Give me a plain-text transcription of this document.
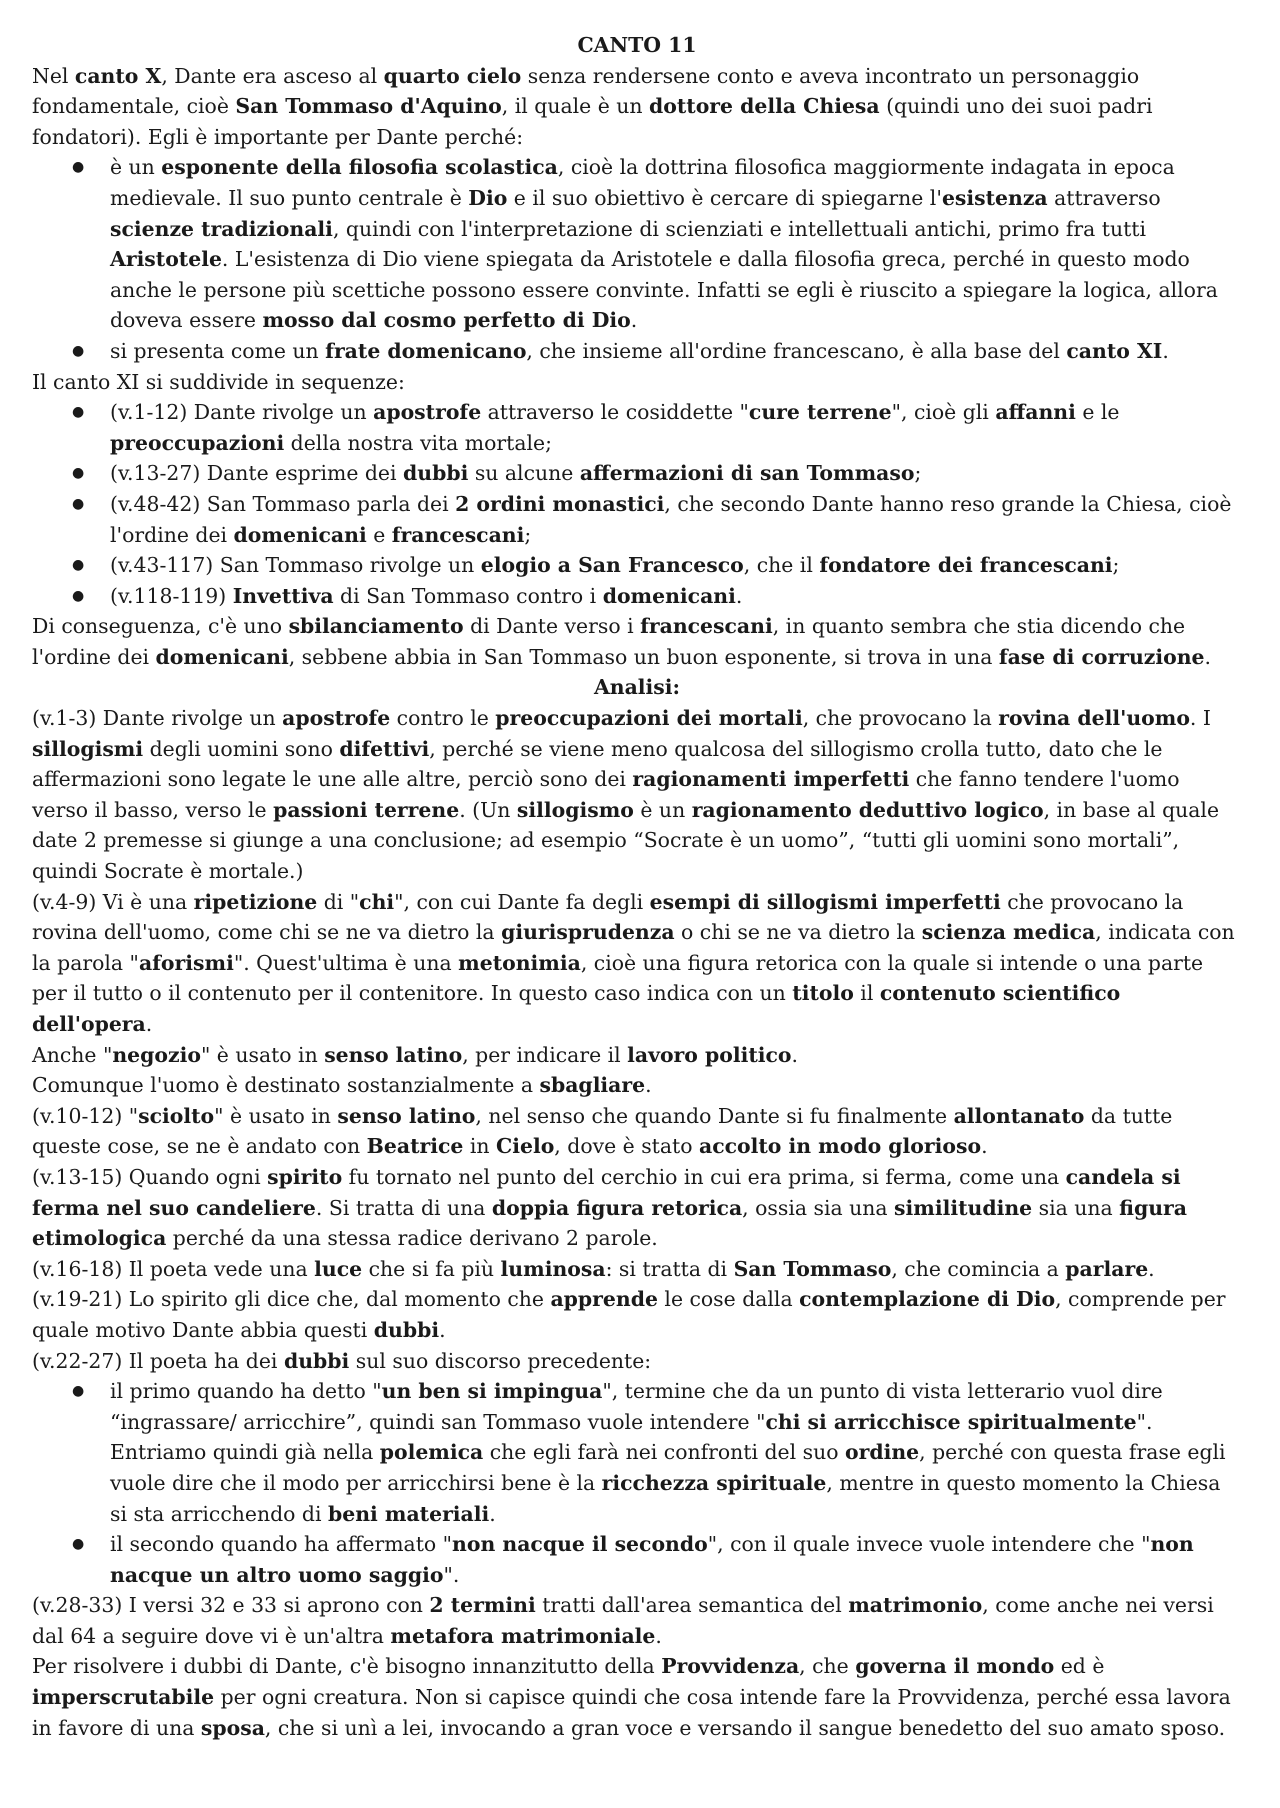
CANTO 11

Nel canto X, Dante era asceso al quarto cielo senza rendersene conto e aveva incontrato un personaggio fondamentale, cioè San Tommaso d'Aquino, il quale è un dottore della Chiesa (quindi uno dei suoi padri fondatori). Egli è importante per Dante perché:

● è un esponente della filosofia scolastica, cioè la dottrina filosofica maggiormente indagata in epoca medievale. Il suo punto centrale è Dio e il suo obiettivo è cercare di spiegarne l'esistenza attraverso scienze tradizionali, quindi con l'interpretazione di scienziati e intellettuali antichi, primo fra tutti Aristotele. L'esistenza di Dio viene spiegata da Aristotele e dalla filosofia greca, perché in questo modo anche le persone più scettiche possono essere convinte. Infatti se egli è riuscito a spiegare la logica, allora doveva essere mosso dal cosmo perfetto di Dio.
● si presenta come un frate domenicano, che insieme all'ordine francescano, è alla base del canto XI.

Il canto XI si suddivide in sequenze:

● (v.1-12) Dante rivolge un apostrofe attraverso le cosiddette "cure terrene", cioè gli affanni e le preoccupazioni della nostra vita mortale;
● (v.13-27) Dante esprime dei dubbi su alcune affermazioni di san Tommaso;
● (v.48-42) San Tommaso parla dei 2 ordini monastici, che secondo Dante hanno reso grande la Chiesa, cioè l'ordine dei domenicani e francescani;
● (v.43-117) San Tommaso rivolge un elogio a San Francesco, che il fondatore dei francescani;
● (v.118-119) Invettiva di San Tommaso contro i domenicani.

Di conseguenza, c'è uno sbilanciamento di Dante verso i francescani, in quanto sembra che stia dicendo che l'ordine dei domenicani, sebbene abbia in San Tommaso un buon esponente, si trova in una fase di corruzione.

Analisi:

(v.1-3) Dante rivolge un apostrofe contro le preoccupazioni dei mortali, che provocano la rovina dell'uomo. I sillogismi degli uomini sono difettivi, perché se viene meno qualcosa del sillogismo crolla tutto, dato che le affermazioni sono legate le une alle altre, perciò sono dei ragionamenti imperfetti che fanno tendere l'uomo verso il basso, verso le passioni terrene. (Un sillogismo è un ragionamento deduttivo logico, in base al quale date 2 premesse si giunge a una conclusione; ad esempio “Socrate è un uomo”, “tutti gli uomini sono mortali”, quindi Socrate è mortale.)

(v.4-9) Vi è una ripetizione di "chi", con cui Dante fa degli esempi di sillogismi imperfetti che provocano la rovina dell'uomo, come chi se ne va dietro la giurisprudenza o chi se ne va dietro la scienza medica, indicata con la parola "aforismi". Quest'ultima è una metonimia, cioè una figura retorica con la quale si intende o una parte per il tutto o il contenuto per il contenitore. In questo caso indica con un titolo il contenuto scientifico dell'opera.

Anche "negozio" è usato in senso latino, per indicare il lavoro politico.

Comunque l'uomo è destinato sostanzialmente a sbagliare.

(v.10-12) "sciolto" è usato in senso latino, nel senso che quando Dante si fu finalmente allontanato da tutte queste cose, se ne è andato con Beatrice in Cielo, dove è stato accolto in modo glorioso.

(v.13-15) Quando ogni spirito fu tornato nel punto del cerchio in cui era prima, si ferma, come una candela si ferma nel suo candeliere. Si tratta di una doppia figura retorica, ossia sia una similitudine sia una figura etimologica perché da una stessa radice derivano 2 parole.

(v.16-18) Il poeta vede una luce che si fa più luminosa: si tratta di San Tommaso, che comincia a parlare.

(v.19-21) Lo spirito gli dice che, dal momento che apprende le cose dalla contemplazione di Dio, comprende per quale motivo Dante abbia questi dubbi.

(v.22-27) Il poeta ha dei dubbi sul suo discorso precedente:

● il primo quando ha detto "un ben si impingua", termine che da un punto di vista letterario vuol dire “ingrassare/ arricchire”, quindi san Tommaso vuole intendere "chi si arricchisce spiritualmente". Entriamo quindi già nella polemica che egli farà nei confronti del suo ordine, perché con questa frase egli vuole dire che il modo per arricchirsi bene è la ricchezza spirituale, mentre in questo momento la Chiesa si sta arricchendo di beni materiali.
● il secondo quando ha affermato "non nacque il secondo", con il quale invece vuole intendere che "non nacque un altro uomo saggio".

(v.28-33) I versi 32 e 33 si aprono con 2 termini tratti dall'area semantica del matrimonio, come anche nei versi dal 64 a seguire dove vi è un'altra metafora matrimoniale.

Per risolvere i dubbi di Dante, c'è bisogno innanzitutto della Provvidenza, che governa il mondo ed è imperscrutabile per ogni creatura. Non si capisce quindi che cosa intende fare la Provvidenza, perché essa lavora in favore di una sposa, che si unì a lei, invocando a gran voce e versando il sangue benedetto del suo amato sposo.
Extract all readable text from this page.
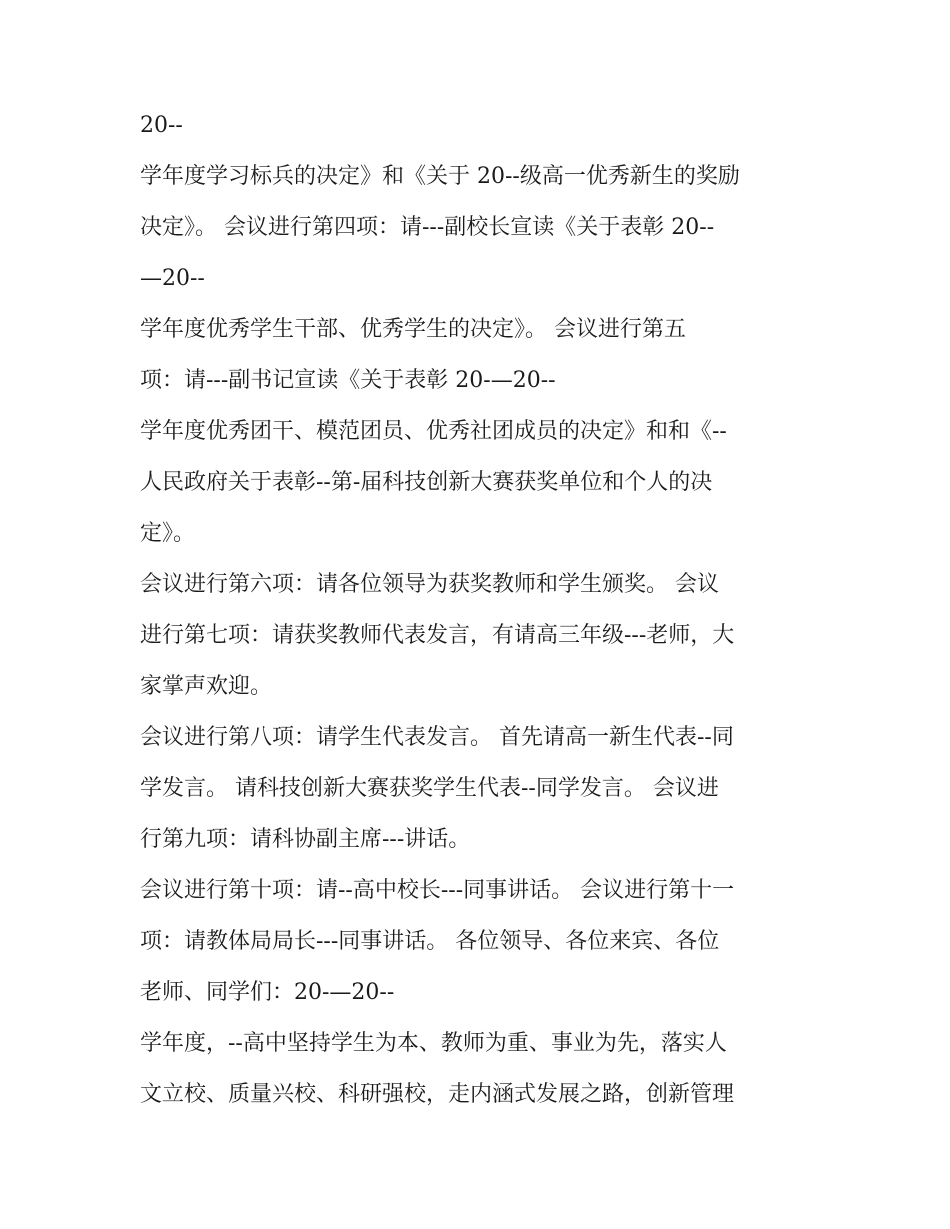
20--
学年度学习标兵的决定》和《关于 20--级高一优秀新生的奖励
决定》。 会议进行第四项：请---副校长宣读《关于表彰 20--
—20--
学年度优秀学生干部、优秀学生的决定》。 会议进行第五
项：请---副书记宣读《关于表彰 20-—20--
学年度优秀团干、模范团员、优秀社团成员的决定》和和《--
人民政府关于表彰--第-届科技创新大赛获奖单位和个人的决
定》。
会议进行第六项：请各位领导为获奖教师和学生颁奖。 会议
进行第七项：请获奖教师代表发言，有请高三年级---老师，大
家掌声欢迎。
会议进行第八项：请学生代表发言。 首先请高一新生代表--同
学发言。 请科技创新大赛获奖学生代表--同学发言。 会议进
行第九项：请科协副主席---讲话。
会议进行第十项：请--高中校长---同事讲话。 会议进行第十一
项：请教体局局长---同事讲话。 各位领导、各位来宾、各位
老师、同学们：20-—20--
学年度，--高中坚持学生为本、教师为重、事业为先，落实人
文立校、质量兴校、科研强校，走内涵式发展之路，创新管理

════════════════

* PROBLEM TO SOLVE *
Print out the material word for word, omitting the pictures.

* EXERCISE ANSWER *
Give me a plain-text transcription of this document.
CANTO 11

Nel canto X, Dante era asceso al quarto cielo senza rendersene conto e aveva incontrato un personaggio fondamentale, cioè San Tommaso d'Aquino, il quale è un dottore della Chiesa (quindi uno dei suoi padri fondatori). Egli è importante per Dante perché:

● è un esponente della filosofia scolastica, cioè la dottrina filosofica maggiormente indagata in epoca medievale. Il suo punto centrale è Dio e il suo obiettivo è cercare di spiegarne l'esistenza attraverso scienze tradizionali, quindi con l'interpretazione di scienziati e intellettuali antichi, primo fra tutti Aristotele. L'esistenza di Dio viene spiegata da Aristotele e dalla filosofia greca, perché in questo modo anche le persone più scettiche possono essere convinte. Infatti se egli è riuscito a spiegare la logica, allora doveva essere mosso dal cosmo perfetto di Dio.
● si presenta come un frate domenicano, che insieme all'ordine francescano, è alla base del canto XI.

Il canto XI si suddivide in sequenze:

● (v.1-12) Dante rivolge un apostrofe attraverso le cosiddette "cure terrene", cioè gli affanni e le preoccupazioni della nostra vita mortale;
● (v.13-27) Dante esprime dei dubbi su alcune affermazioni di san Tommaso;
● (v.48-42) San Tommaso parla dei 2 ordini monastici, che secondo Dante hanno reso grande la Chiesa, cioè l'ordine dei domenicani e francescani;
● (v.43-117) San Tommaso rivolge un elogio a San Francesco, che il fondatore dei francescani;
● (v.118-119) Invettiva di San Tommaso contro i domenicani.

Di conseguenza, c'è uno sbilanciamento di Dante verso i francescani, in quanto sembra che stia dicendo che l'ordine dei domenicani, sebbene abbia in San Tommaso un buon esponente, si trova in una fase di corruzione.

Analisi:

(v.1-3) Dante rivolge un apostrofe contro le preoccupazioni dei mortali, che provocano la rovina dell'uomo. I sillogismi degli uomini sono difettivi, perché se viene meno qualcosa del sillogismo crolla tutto, dato che le affermazioni sono legate le une alle altre, perciò sono dei ragionamenti imperfetti che fanno tendere l'uomo verso il basso, verso le passioni terrene. (Un sillogismo è un ragionamento deduttivo logico, in base al quale date 2 premesse si giunge a una conclusione; ad esempio “Socrate è un uomo”, “tutti gli uomini sono mortali”, quindi Socrate è mortale.)

(v.4-9) Vi è una ripetizione di "chi", con cui Dante fa degli esempi di sillogismi imperfetti che provocano la rovina dell'uomo, come chi se ne va dietro la giurisprudenza o chi se ne va dietro la scienza medica, indicata con la parola "aforismi". Quest'ultima è una metonimia, cioè una figura retorica con la quale si intende o una parte per il tutto o il contenuto per il contenitore. In questo caso indica con un titolo il contenuto scientifico dell'opera.

Anche "negozio" è usato in senso latino, per indicare il lavoro politico.

Comunque l'uomo è destinato sostanzialmente a sbagliare.

(v.10-12) "sciolto" è usato in senso latino, nel senso che quando Dante si fu finalmente allontanato da tutte queste cose, se ne è andato con Beatrice in Cielo, dove è stato accolto in modo glorioso.

(v.13-15) Quando ogni spirito fu tornato nel punto del cerchio in cui era prima, si ferma, come una candela si ferma nel suo candeliere. Si tratta di una doppia figura retorica, ossia sia una similitudine sia una figura etimologica perché da una stessa radice derivano 2 parole.

(v.16-18) Il poeta vede una luce che si fa più luminosa: si tratta di San Tommaso, che comincia a parlare.

(v.19-21) Lo spirito gli dice che, dal momento che apprende le cose dalla contemplazione di Dio, comprende per quale motivo Dante abbia questi dubbi.

(v.22-27) Il poeta ha dei dubbi sul suo discorso precedente:

● il primo quando ha detto "un ben si impingua", termine che da un punto di vista letterario vuol dire “ingrassare/ arricchire”, quindi san Tommaso vuole intendere "chi si arricchisce spiritualmente". Entriamo quindi già nella polemica che egli farà nei confronti del suo ordine, perché con questa frase egli vuole dire che il modo per arricchirsi bene è la ricchezza spirituale, mentre in questo momento la Chiesa si sta arricchendo di beni materiali.
● il secondo quando ha affermato "non nacque il secondo", con il quale invece vuole intendere che "non nacque un altro uomo saggio".

(v.28-33) I versi 32 e 33 si aprono con 2 termini tratti dall'area semantica del matrimonio, come anche nei versi dal 64 a seguire dove vi è un'altra metafora matrimoniale.

Per risolvere i dubbi di Dante, c'è bisogno innanzitutto della Provvidenza, che governa il mondo ed è imperscrutabile per ogni creatura. Non si capisce quindi che cosa intende fare la Provvidenza, perché essa lavora in favore di una sposa, che si unì a lei, invocando a gran voce e versando il sangue benedetto del suo amato sposo.
Extract all readable text from this page.
20--
学年度学习标兵的决定》和《关于 20--级高一优秀新生的奖励
决定》。 会议进行第四项：请---副校长宣读《关于表彰 20--
—20--
学年度优秀学生干部、优秀学生的决定》。 会议进行第五
项：请---副书记宣读《关于表彰 20-—20--
学年度优秀团干、模范团员、优秀社团成员的决定》和和《--
人民政府关于表彰--第-届科技创新大赛获奖单位和个人的决
定》。
会议进行第六项：请各位领导为获奖教师和学生颁奖。 会议
进行第七项：请获奖教师代表发言，有请高三年级---老师，大
家掌声欢迎。
会议进行第八项：请学生代表发言。 首先请高一新生代表--同
学发言。 请科技创新大赛获奖学生代表--同学发言。 会议进
行第九项：请科协副主席---讲话。
会议进行第十项：请--高中校长---同事讲话。 会议进行第十一
项：请教体局局长---同事讲话。 各位领导、各位来宾、各位
老师、同学们：20-—20--
学年度，--高中坚持学生为本、教师为重、事业为先，落实人
文立校、质量兴校、科研强校，走内涵式发展之路，创新管理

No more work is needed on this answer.